体格や体力、運動能力において歴然たる男女差がある。平等の条件で身体的に争えば、ほぼ確実に男性が女性を組み伏せるだろうことは最初から分かる。オリンピック発祥の地である古代ギリシアでも競技に出場して戦った選手は全て男性である。「であるが故に」と言ってもよいと思うが、一生懸命にこの厳しい浮世で生きている女性たちに可憐さと健気さを感じ、だから「守り」、「支援」したいという心情が男性の側に自然に形成されてくる。そんな側面が昔は確かにまだ残されていたように記憶(というより実感)している。

男女の違いをあげたが、同じ道理は年寄りと若者にも当てはまる。成人と子供も同じだ。

人間社会のこの客観的な事情は本当は今でも大きく変わってはいない。

いま男女別のスポーツ種目をすべて廃止して、同一種目に男女を問わず出場してただ一つの優勝杯を争う形に「戻す」ならば、強さや速さ、高さを争うほとんどの競技において男性選手が優勝するであろう―その場合でも、体操やフィギュアスケートなど女性の優位が際立つスポーツ種目が消え去ることはないはずだ。

本来は、この状態が人間社会の「原初の自然状態」に沿っていると小生は思う。

********************

やること
- a) 引用文によると、古代ギリシアで競技に出て戦った選手はどんな人たちでしたか。
- b) 引用文のうち、「体格や体力、運動能力において」を含む言葉で始まり「男女の違いをあげたが、同じ道理は年寄りと若者にも当てはまる。成人と子供も同じだ。」で終わる部分を、一字一句変えずに書き写してください。

空間アノテーション記録
********************

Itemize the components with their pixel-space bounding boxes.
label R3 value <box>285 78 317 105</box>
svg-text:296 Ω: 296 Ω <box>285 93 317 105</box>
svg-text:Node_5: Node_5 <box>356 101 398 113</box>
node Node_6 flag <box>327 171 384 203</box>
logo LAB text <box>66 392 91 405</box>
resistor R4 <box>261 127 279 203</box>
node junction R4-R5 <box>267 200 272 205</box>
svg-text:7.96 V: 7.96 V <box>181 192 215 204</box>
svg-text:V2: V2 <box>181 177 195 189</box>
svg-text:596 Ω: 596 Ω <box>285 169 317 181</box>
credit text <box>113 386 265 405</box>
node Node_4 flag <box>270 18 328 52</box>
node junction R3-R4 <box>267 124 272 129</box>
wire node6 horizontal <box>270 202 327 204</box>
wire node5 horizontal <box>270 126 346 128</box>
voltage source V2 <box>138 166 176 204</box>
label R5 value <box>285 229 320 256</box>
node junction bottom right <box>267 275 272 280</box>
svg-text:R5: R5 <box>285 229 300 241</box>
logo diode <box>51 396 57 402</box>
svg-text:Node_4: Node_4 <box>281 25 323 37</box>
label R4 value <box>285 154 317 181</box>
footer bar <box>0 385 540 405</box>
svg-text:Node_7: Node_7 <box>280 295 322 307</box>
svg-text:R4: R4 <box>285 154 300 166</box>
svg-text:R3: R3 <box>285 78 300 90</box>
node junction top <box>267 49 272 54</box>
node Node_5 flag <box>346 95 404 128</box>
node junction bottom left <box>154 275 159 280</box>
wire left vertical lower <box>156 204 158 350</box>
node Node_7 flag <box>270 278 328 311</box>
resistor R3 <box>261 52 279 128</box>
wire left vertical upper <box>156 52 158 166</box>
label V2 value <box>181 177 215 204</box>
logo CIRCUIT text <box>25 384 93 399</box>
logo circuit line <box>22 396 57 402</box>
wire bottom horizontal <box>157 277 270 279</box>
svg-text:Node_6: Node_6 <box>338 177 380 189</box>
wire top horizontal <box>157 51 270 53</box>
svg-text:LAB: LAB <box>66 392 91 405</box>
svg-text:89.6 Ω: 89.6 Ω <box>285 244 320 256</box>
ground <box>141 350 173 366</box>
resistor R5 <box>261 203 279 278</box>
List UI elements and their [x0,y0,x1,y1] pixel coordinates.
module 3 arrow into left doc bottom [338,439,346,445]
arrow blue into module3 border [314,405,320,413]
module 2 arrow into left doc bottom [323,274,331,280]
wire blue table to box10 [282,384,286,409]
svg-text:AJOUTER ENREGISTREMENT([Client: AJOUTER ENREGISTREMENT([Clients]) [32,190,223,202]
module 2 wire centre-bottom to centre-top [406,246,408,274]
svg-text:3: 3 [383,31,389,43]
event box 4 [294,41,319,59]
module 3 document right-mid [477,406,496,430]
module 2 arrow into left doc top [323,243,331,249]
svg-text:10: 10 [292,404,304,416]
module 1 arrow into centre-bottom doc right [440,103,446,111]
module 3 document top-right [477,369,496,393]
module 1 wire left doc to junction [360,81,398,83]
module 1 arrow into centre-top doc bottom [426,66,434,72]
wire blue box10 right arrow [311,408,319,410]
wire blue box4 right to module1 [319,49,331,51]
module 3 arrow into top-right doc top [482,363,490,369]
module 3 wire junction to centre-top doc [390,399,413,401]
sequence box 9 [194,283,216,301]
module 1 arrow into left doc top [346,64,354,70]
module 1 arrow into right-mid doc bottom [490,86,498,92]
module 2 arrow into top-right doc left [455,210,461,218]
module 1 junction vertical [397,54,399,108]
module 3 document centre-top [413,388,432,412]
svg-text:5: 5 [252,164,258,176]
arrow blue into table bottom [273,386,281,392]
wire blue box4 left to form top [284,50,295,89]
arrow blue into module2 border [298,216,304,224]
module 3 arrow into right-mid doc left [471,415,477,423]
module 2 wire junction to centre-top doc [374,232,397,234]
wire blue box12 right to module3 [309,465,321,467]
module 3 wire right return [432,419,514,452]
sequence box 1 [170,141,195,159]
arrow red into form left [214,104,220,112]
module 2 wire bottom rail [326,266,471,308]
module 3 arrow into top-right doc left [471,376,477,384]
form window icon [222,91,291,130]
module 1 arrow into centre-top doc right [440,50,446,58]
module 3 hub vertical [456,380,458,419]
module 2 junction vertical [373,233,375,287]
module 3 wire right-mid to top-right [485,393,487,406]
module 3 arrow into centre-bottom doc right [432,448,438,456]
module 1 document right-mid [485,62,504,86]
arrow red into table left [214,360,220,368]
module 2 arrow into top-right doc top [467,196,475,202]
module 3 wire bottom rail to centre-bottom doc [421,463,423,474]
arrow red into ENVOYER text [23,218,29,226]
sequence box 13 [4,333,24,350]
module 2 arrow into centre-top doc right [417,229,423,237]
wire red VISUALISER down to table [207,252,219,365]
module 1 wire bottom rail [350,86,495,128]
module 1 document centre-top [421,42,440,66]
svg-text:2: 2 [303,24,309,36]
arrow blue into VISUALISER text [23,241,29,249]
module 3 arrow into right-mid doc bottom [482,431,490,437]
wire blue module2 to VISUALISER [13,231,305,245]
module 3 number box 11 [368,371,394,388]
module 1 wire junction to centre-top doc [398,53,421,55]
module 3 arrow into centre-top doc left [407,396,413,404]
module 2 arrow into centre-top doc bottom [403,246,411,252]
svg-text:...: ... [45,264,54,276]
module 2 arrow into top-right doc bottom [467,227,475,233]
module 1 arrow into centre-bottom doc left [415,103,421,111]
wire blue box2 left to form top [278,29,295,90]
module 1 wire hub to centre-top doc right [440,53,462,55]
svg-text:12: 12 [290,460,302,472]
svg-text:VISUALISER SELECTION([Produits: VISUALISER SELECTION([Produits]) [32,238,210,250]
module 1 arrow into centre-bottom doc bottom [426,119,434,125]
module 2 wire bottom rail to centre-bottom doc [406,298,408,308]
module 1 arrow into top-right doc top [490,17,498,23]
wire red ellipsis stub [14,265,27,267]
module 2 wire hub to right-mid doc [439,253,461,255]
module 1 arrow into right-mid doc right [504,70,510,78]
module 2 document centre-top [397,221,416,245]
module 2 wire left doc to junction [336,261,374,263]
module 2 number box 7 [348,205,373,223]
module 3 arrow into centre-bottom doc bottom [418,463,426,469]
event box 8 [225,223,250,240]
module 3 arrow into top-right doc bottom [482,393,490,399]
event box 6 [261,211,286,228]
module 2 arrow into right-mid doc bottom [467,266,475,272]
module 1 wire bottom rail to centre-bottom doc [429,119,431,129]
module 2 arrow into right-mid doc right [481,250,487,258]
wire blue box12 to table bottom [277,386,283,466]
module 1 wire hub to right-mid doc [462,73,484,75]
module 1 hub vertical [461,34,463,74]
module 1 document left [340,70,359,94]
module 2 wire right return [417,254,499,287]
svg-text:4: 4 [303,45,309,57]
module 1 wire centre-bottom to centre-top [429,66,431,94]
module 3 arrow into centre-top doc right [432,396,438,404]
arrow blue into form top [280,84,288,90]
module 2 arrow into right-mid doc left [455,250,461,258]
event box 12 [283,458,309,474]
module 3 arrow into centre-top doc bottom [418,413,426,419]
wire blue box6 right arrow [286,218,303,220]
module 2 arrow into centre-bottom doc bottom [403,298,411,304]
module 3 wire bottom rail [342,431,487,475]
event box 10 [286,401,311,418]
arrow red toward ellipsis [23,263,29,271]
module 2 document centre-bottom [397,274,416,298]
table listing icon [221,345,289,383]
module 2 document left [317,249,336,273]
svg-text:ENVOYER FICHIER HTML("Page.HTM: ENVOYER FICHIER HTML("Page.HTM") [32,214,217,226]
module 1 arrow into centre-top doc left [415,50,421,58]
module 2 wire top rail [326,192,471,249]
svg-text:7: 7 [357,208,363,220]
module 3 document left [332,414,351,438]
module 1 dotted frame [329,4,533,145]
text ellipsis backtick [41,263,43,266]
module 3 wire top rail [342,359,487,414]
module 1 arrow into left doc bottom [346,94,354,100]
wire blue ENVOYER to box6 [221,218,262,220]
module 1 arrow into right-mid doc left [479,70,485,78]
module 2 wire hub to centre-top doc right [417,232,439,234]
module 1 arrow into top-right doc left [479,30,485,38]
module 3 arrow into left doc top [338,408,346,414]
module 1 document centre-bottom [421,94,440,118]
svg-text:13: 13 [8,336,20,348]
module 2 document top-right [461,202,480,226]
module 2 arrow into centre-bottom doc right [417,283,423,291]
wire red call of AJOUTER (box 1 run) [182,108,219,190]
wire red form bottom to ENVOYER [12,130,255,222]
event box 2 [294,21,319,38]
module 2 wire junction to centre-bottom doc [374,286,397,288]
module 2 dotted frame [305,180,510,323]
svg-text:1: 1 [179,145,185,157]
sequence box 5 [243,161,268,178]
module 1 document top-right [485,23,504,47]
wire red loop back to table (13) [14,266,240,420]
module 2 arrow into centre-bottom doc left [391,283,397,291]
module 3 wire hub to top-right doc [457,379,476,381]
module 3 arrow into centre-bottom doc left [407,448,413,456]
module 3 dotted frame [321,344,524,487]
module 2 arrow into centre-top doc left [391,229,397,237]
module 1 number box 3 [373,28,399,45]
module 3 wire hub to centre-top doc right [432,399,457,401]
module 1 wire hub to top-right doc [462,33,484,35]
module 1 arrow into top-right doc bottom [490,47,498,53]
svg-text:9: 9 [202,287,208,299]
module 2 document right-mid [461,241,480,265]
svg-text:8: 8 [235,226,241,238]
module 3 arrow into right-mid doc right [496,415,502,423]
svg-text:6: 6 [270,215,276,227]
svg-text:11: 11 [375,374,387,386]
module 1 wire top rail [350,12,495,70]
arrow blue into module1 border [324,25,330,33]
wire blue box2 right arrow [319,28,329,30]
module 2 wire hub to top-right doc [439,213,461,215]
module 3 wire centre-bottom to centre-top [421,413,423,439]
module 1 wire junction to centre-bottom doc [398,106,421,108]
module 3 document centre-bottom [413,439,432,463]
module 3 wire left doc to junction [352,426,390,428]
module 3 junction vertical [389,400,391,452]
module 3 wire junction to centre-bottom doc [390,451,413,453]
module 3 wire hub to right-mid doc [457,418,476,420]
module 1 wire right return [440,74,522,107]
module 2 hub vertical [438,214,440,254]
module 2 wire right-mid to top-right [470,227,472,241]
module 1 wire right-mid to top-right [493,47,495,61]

********************

最終的な結果
- a) 全員が男性でした。

- b)
体格や体力、運動能力において歴然たる男女差がある。平等の条件で身体的に争えば、ほぼ確実に男性が女性を組み伏せるだろうことは最初から分かる。オリンピック発祥の地である古代ギリシアでも競技に出場して戦った選手は全て男性である。「であるが故に」と言ってもよいと思うが、一生懸命にこの厳しい浮世で生きている女性たちに可憐さと健気さを感じ、だから「守り」、「支援」したいという心情が男性の側に自然に形成されてくる。そんな側面が昔は確かにまだ残されていたように記憶(というより実感)している。

男女の違いをあげたが、同じ道理は年寄りと若者にも当てはまる。成人と子供も同じだ。